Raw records

— START —

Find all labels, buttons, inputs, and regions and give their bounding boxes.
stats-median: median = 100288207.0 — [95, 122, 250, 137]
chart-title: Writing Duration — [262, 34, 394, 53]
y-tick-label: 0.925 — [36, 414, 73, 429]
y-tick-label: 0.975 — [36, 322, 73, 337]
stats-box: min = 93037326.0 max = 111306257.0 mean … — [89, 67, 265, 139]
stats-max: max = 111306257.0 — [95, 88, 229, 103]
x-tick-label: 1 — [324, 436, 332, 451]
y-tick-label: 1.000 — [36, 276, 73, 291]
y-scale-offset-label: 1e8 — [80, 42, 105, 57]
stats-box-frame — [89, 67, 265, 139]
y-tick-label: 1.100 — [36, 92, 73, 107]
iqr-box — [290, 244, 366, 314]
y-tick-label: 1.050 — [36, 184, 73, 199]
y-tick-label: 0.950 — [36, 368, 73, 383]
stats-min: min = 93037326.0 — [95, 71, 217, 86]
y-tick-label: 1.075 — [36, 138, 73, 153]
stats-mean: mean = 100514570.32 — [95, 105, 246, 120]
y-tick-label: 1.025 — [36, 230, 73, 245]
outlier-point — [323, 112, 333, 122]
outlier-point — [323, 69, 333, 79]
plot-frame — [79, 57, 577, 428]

— END —

Update the listing so that each occurrence of "y-tick-label" reads "y-axis-tick", keeping every other line and value unchanged.

Find all labels, buttons, inputs, and regions and give their bounding boxes.
stats-median: median = 100288207.0 — [95, 122, 250, 137]
chart-title: Writing Duration — [262, 34, 394, 53]
y-axis-tick: 0.925 — [36, 414, 73, 429]
y-axis-tick: 0.975 — [36, 322, 73, 337]
stats-box: min = 93037326.0 max = 111306257.0 mean … — [89, 67, 265, 139]
stats-max: max = 111306257.0 — [95, 88, 229, 103]
x-tick-label: 1 — [324, 436, 332, 451]
y-axis-tick: 1.000 — [36, 276, 73, 291]
y-scale-offset-label: 1e8 — [80, 42, 105, 57]
stats-box-frame — [89, 67, 265, 139]
y-axis-tick: 1.100 — [36, 92, 73, 107]
iqr-box — [290, 244, 366, 314]
y-axis-tick: 1.050 — [36, 184, 73, 199]
y-axis-tick: 0.950 — [36, 368, 73, 383]
stats-min: min = 93037326.0 — [95, 71, 217, 86]
y-axis-tick: 1.075 — [36, 138, 73, 153]
stats-mean: mean = 100514570.32 — [95, 105, 246, 120]
y-axis-tick: 1.025 — [36, 230, 73, 245]
outlier-point — [323, 112, 333, 122]
outlier-point — [323, 69, 333, 79]
plot-frame — [79, 57, 577, 428]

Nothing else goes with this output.